:: Listed records

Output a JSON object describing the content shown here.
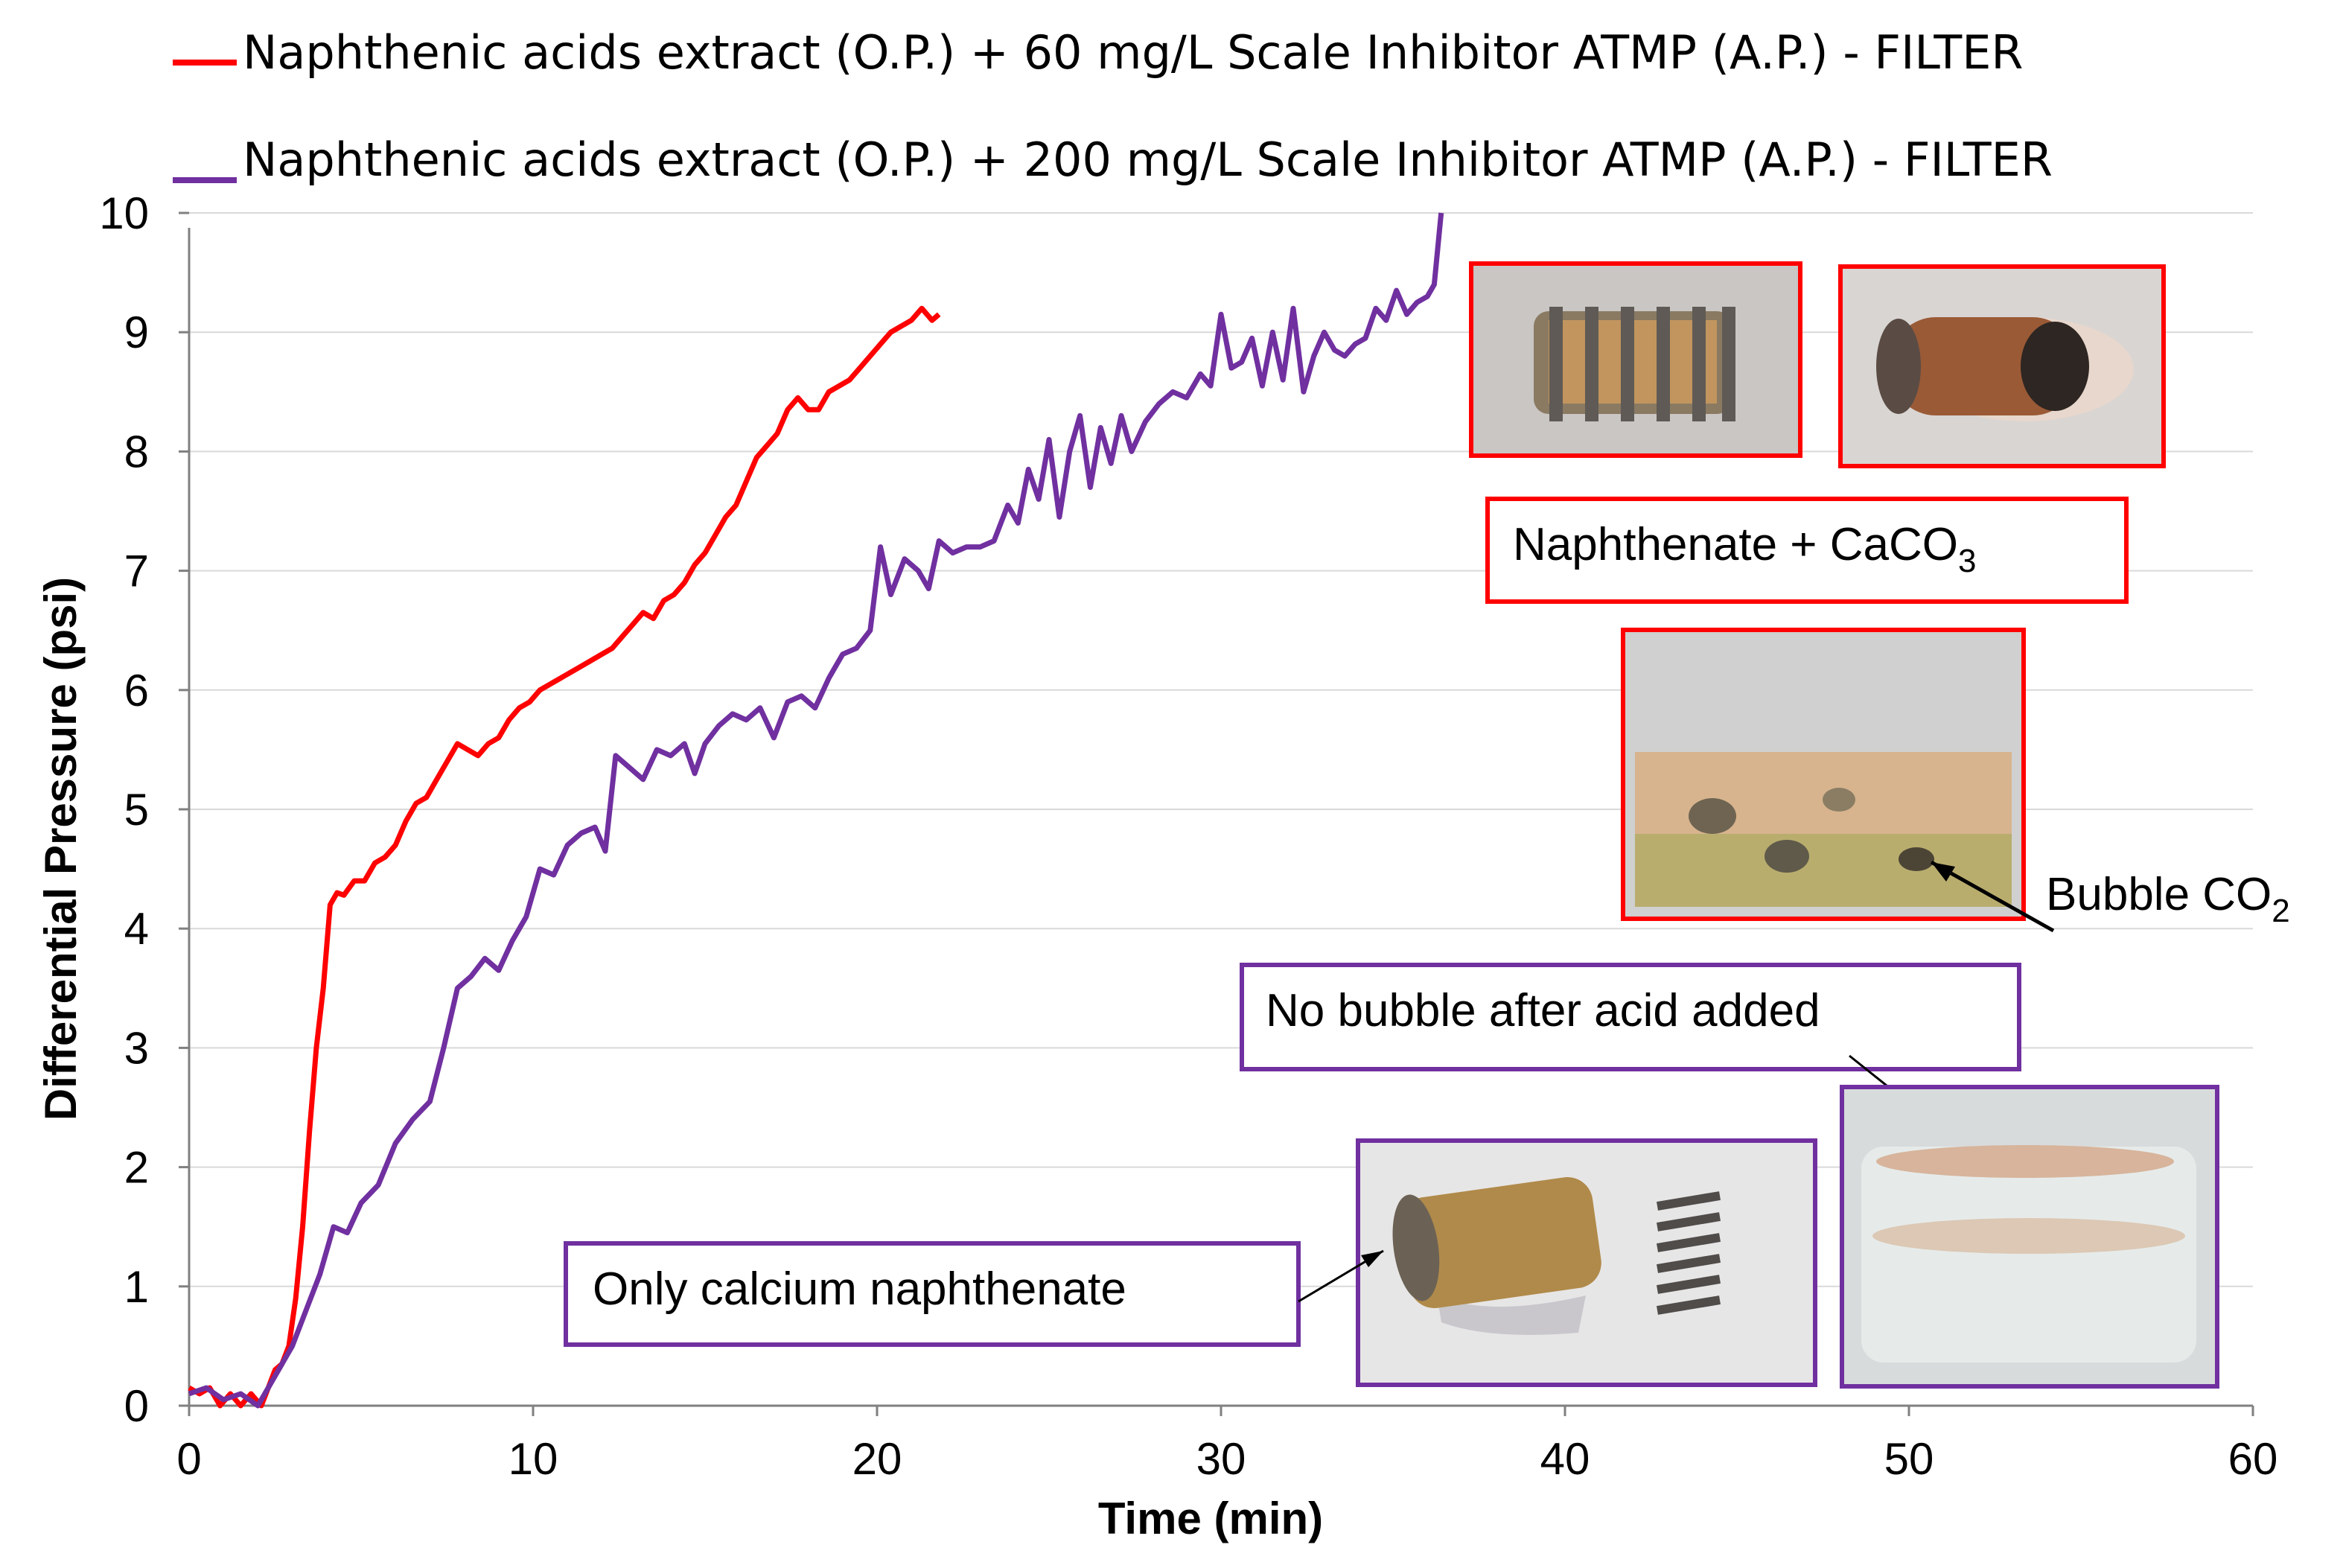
{
  "chart_data": {
    "type": "line",
    "xlabel": "Time (min)",
    "ylabel": "Differential Pressure (psi)",
    "xlim": [
      0,
      60
    ],
    "ylim": [
      0,
      10
    ],
    "xticks": [
      "0",
      "10",
      "20",
      "30",
      "40",
      "50",
      "60"
    ],
    "yticks": [
      "0",
      "1",
      "2",
      "3",
      "4",
      "5",
      "6",
      "7",
      "8",
      "9",
      "10"
    ],
    "grid": "horizontal",
    "legend_position": "top",
    "series": [
      {
        "name": "Naphthenic acids extract (O.P.) + 60 mg/L Scale Inhibitor ATMP (A.P.) - FILTER",
        "color": "#ff0000",
        "x": [
          0,
          0.3,
          0.6,
          0.9,
          1.2,
          1.5,
          1.8,
          2.1,
          2.3,
          2.5,
          2.7,
          2.9,
          3.1,
          3.3,
          3.5,
          3.7,
          3.9,
          4.1,
          4.3,
          4.5,
          4.8,
          5.1,
          5.4,
          5.7,
          6.0,
          6.3,
          6.6,
          6.9,
          7.2,
          7.5,
          7.8,
          8.1,
          8.4,
          8.7,
          9.0,
          9.3,
          9.6,
          9.9,
          10.2,
          10.5,
          10.8,
          11.1,
          11.4,
          11.7,
          12.0,
          12.3,
          12.6,
          12.9,
          13.2,
          13.5,
          13.8,
          14.1,
          14.4,
          14.7,
          15.0,
          15.3,
          15.6,
          15.9,
          16.2,
          16.5,
          16.8,
          17.1,
          17.4,
          17.7,
          18.0,
          18.3,
          18.6,
          18.9,
          19.2,
          19.5,
          19.8,
          20.1,
          20.4,
          20.7,
          21.0,
          21.3,
          21.6,
          21.8
        ],
        "values": [
          0.15,
          0.1,
          0.15,
          0.0,
          0.1,
          0.0,
          0.1,
          0.0,
          0.15,
          0.3,
          0.35,
          0.5,
          0.9,
          1.5,
          2.3,
          3.0,
          3.5,
          4.2,
          4.3,
          4.28,
          4.4,
          4.4,
          4.55,
          4.6,
          4.7,
          4.9,
          5.05,
          5.1,
          5.25,
          5.4,
          5.55,
          5.5,
          5.45,
          5.55,
          5.6,
          5.75,
          5.85,
          5.9,
          6.0,
          6.05,
          6.1,
          6.15,
          6.2,
          6.25,
          6.3,
          6.35,
          6.45,
          6.55,
          6.65,
          6.6,
          6.75,
          6.8,
          6.9,
          7.05,
          7.15,
          7.3,
          7.45,
          7.55,
          7.75,
          7.95,
          8.05,
          8.15,
          8.35,
          8.45,
          8.35,
          8.35,
          8.5,
          8.55,
          8.6,
          8.7,
          8.8,
          8.9,
          9.0,
          9.05,
          9.1,
          9.2,
          9.1,
          9.15
        ]
      },
      {
        "name": "Naphthenic acids extract (O.P.) + 200 mg/L Scale Inhibitor ATMP (A.P.) - FILTER",
        "color": "#7030a0",
        "x": [
          0,
          0.5,
          1.0,
          1.5,
          2.0,
          2.5,
          3.0,
          3.4,
          3.8,
          4.2,
          4.6,
          5.0,
          5.5,
          6.0,
          6.5,
          7.0,
          7.4,
          7.8,
          8.2,
          8.6,
          9.0,
          9.4,
          9.8,
          10.2,
          10.6,
          11.0,
          11.4,
          11.8,
          12.1,
          12.4,
          12.8,
          13.2,
          13.6,
          14.0,
          14.4,
          14.7,
          15.0,
          15.4,
          15.8,
          16.2,
          16.6,
          17.0,
          17.4,
          17.8,
          18.2,
          18.6,
          19.0,
          19.4,
          19.8,
          20.1,
          20.4,
          20.8,
          21.2,
          21.5,
          21.8,
          22.2,
          22.6,
          23.0,
          23.4,
          23.8,
          24.1,
          24.4,
          24.7,
          25.0,
          25.3,
          25.6,
          25.9,
          26.2,
          26.5,
          26.8,
          27.1,
          27.4,
          27.8,
          28.2,
          28.6,
          29.0,
          29.4,
          29.7,
          30.0,
          30.3,
          30.6,
          30.9,
          31.2,
          31.5,
          31.8,
          32.1,
          32.4,
          32.7,
          33.0,
          33.3,
          33.6,
          33.9,
          34.2,
          34.5,
          34.8,
          35.1,
          35.4,
          35.7,
          36.0,
          36.2,
          36.4
        ],
        "values": [
          0.1,
          0.15,
          0.05,
          0.1,
          0.0,
          0.25,
          0.5,
          0.8,
          1.1,
          1.5,
          1.45,
          1.7,
          1.85,
          2.2,
          2.4,
          2.55,
          3.0,
          3.5,
          3.6,
          3.75,
          3.65,
          3.9,
          4.1,
          4.5,
          4.45,
          4.7,
          4.8,
          4.85,
          4.65,
          5.45,
          5.35,
          5.25,
          5.5,
          5.45,
          5.55,
          5.3,
          5.55,
          5.7,
          5.8,
          5.75,
          5.85,
          5.6,
          5.9,
          5.95,
          5.85,
          6.1,
          6.3,
          6.35,
          6.5,
          7.2,
          6.8,
          7.1,
          7.0,
          6.85,
          7.25,
          7.15,
          7.2,
          7.2,
          7.25,
          7.55,
          7.4,
          7.85,
          7.6,
          8.1,
          7.45,
          8.0,
          8.3,
          7.7,
          8.2,
          7.9,
          8.3,
          8.0,
          8.25,
          8.4,
          8.5,
          8.45,
          8.65,
          8.55,
          9.15,
          8.7,
          8.75,
          8.95,
          8.55,
          9.0,
          8.6,
          9.2,
          8.5,
          8.8,
          9.0,
          8.85,
          8.8,
          8.9,
          8.95,
          9.2,
          9.1,
          9.35,
          9.15,
          9.25,
          9.3,
          9.4,
          10.0
        ]
      }
    ]
  },
  "annotations": {
    "naphthenate_caco3": {
      "text": "Naphthenate + CaCO",
      "sub": "3"
    },
    "bubble_co2": {
      "text": "Bubble CO",
      "sub": "2"
    },
    "no_bubble": {
      "text": "No bubble after acid added"
    },
    "only_calcium": {
      "text": "Only calcium naphthenate"
    }
  },
  "colors": {
    "red_frame": "#ff0000",
    "purple_frame": "#7030a0",
    "grid": "#d9d9d9",
    "axis": "#808080"
  }
}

::::

Task details | Copy out each record shown above without alteration, skipping any picture.

Reply to the exercise |
Output a JSON object describing the content shown here.
{
  "chart_data": {
    "type": "line",
    "xlabel": "Time (min)",
    "ylabel": "Differential Pressure (psi)",
    "xlim": [
      0,
      60
    ],
    "ylim": [
      0,
      10
    ],
    "xticks": [
      "0",
      "10",
      "20",
      "30",
      "40",
      "50",
      "60"
    ],
    "yticks": [
      "0",
      "1",
      "2",
      "3",
      "4",
      "5",
      "6",
      "7",
      "8",
      "9",
      "10"
    ],
    "grid": "horizontal",
    "legend_position": "top",
    "series": [
      {
        "name": "Naphthenic acids extract (O.P.) + 60 mg/L Scale Inhibitor ATMP (A.P.) - FILTER",
        "color": "#ff0000",
        "x": [
          0,
          0.3,
          0.6,
          0.9,
          1.2,
          1.5,
          1.8,
          2.1,
          2.3,
          2.5,
          2.7,
          2.9,
          3.1,
          3.3,
          3.5,
          3.7,
          3.9,
          4.1,
          4.3,
          4.5,
          4.8,
          5.1,
          5.4,
          5.7,
          6.0,
          6.3,
          6.6,
          6.9,
          7.2,
          7.5,
          7.8,
          8.1,
          8.4,
          8.7,
          9.0,
          9.3,
          9.6,
          9.9,
          10.2,
          10.5,
          10.8,
          11.1,
          11.4,
          11.7,
          12.0,
          12.3,
          12.6,
          12.9,
          13.2,
          13.5,
          13.8,
          14.1,
          14.4,
          14.7,
          15.0,
          15.3,
          15.6,
          15.9,
          16.2,
          16.5,
          16.8,
          17.1,
          17.4,
          17.7,
          18.0,
          18.3,
          18.6,
          18.9,
          19.2,
          19.5,
          19.8,
          20.1,
          20.4,
          20.7,
          21.0,
          21.3,
          21.6,
          21.8
        ],
        "values": [
          0.15,
          0.1,
          0.15,
          0.0,
          0.1,
          0.0,
          0.1,
          0.0,
          0.15,
          0.3,
          0.35,
          0.5,
          0.9,
          1.5,
          2.3,
          3.0,
          3.5,
          4.2,
          4.3,
          4.28,
          4.4,
          4.4,
          4.55,
          4.6,
          4.7,
          4.9,
          5.05,
          5.1,
          5.25,
          5.4,
          5.55,
          5.5,
          5.45,
          5.55,
          5.6,
          5.75,
          5.85,
          5.9,
          6.0,
          6.05,
          6.1,
          6.15,
          6.2,
          6.25,
          6.3,
          6.35,
          6.45,
          6.55,
          6.65,
          6.6,
          6.75,
          6.8,
          6.9,
          7.05,
          7.15,
          7.3,
          7.45,
          7.55,
          7.75,
          7.95,
          8.05,
          8.15,
          8.35,
          8.45,
          8.35,
          8.35,
          8.5,
          8.55,
          8.6,
          8.7,
          8.8,
          8.9,
          9.0,
          9.05,
          9.1,
          9.2,
          9.1,
          9.15
        ]
      },
      {
        "name": "Naphthenic acids extract (O.P.) + 200 mg/L Scale Inhibitor ATMP (A.P.) - FILTER",
        "color": "#7030a0",
        "x": [
          0,
          0.5,
          1.0,
          1.5,
          2.0,
          2.5,
          3.0,
          3.4,
          3.8,
          4.2,
          4.6,
          5.0,
          5.5,
          6.0,
          6.5,
          7.0,
          7.4,
          7.8,
          8.2,
          8.6,
          9.0,
          9.4,
          9.8,
          10.2,
          10.6,
          11.0,
          11.4,
          11.8,
          12.1,
          12.4,
          12.8,
          13.2,
          13.6,
          14.0,
          14.4,
          14.7,
          15.0,
          15.4,
          15.8,
          16.2,
          16.6,
          17.0,
          17.4,
          17.8,
          18.2,
          18.6,
          19.0,
          19.4,
          19.8,
          20.1,
          20.4,
          20.8,
          21.2,
          21.5,
          21.8,
          22.2,
          22.6,
          23.0,
          23.4,
          23.8,
          24.1,
          24.4,
          24.7,
          25.0,
          25.3,
          25.6,
          25.9,
          26.2,
          26.5,
          26.8,
          27.1,
          27.4,
          27.8,
          28.2,
          28.6,
          29.0,
          29.4,
          29.7,
          30.0,
          30.3,
          30.6,
          30.9,
          31.2,
          31.5,
          31.8,
          32.1,
          32.4,
          32.7,
          33.0,
          33.3,
          33.6,
          33.9,
          34.2,
          34.5,
          34.8,
          35.1,
          35.4,
          35.7,
          36.0,
          36.2,
          36.4
        ],
        "values": [
          0.1,
          0.15,
          0.05,
          0.1,
          0.0,
          0.25,
          0.5,
          0.8,
          1.1,
          1.5,
          1.45,
          1.7,
          1.85,
          2.2,
          2.4,
          2.55,
          3.0,
          3.5,
          3.6,
          3.75,
          3.65,
          3.9,
          4.1,
          4.5,
          4.45,
          4.7,
          4.8,
          4.85,
          4.65,
          5.45,
          5.35,
          5.25,
          5.5,
          5.45,
          5.55,
          5.3,
          5.55,
          5.7,
          5.8,
          5.75,
          5.85,
          5.6,
          5.9,
          5.95,
          5.85,
          6.1,
          6.3,
          6.35,
          6.5,
          7.2,
          6.8,
          7.1,
          7.0,
          6.85,
          7.25,
          7.15,
          7.2,
          7.2,
          7.25,
          7.55,
          7.4,
          7.85,
          7.6,
          8.1,
          7.45,
          8.0,
          8.3,
          7.7,
          8.2,
          7.9,
          8.3,
          8.0,
          8.25,
          8.4,
          8.5,
          8.45,
          8.65,
          8.55,
          9.15,
          8.7,
          8.75,
          8.95,
          8.55,
          9.0,
          8.6,
          9.2,
          8.5,
          8.8,
          9.0,
          8.85,
          8.8,
          8.9,
          8.95,
          9.2,
          9.1,
          9.35,
          9.15,
          9.25,
          9.3,
          9.4,
          10.0
        ]
      }
    ]
  },
  "annotations": {
    "naphthenate_caco3": {
      "text": "Naphthenate + CaCO",
      "sub": "3"
    },
    "bubble_co2": {
      "text": "Bubble CO",
      "sub": "2"
    },
    "no_bubble": {
      "text": "No bubble after acid added"
    },
    "only_calcium": {
      "text": "Only calcium naphthenate"
    }
  },
  "colors": {
    "red_frame": "#ff0000",
    "purple_frame": "#7030a0",
    "grid": "#d9d9d9",
    "axis": "#808080"
  }
}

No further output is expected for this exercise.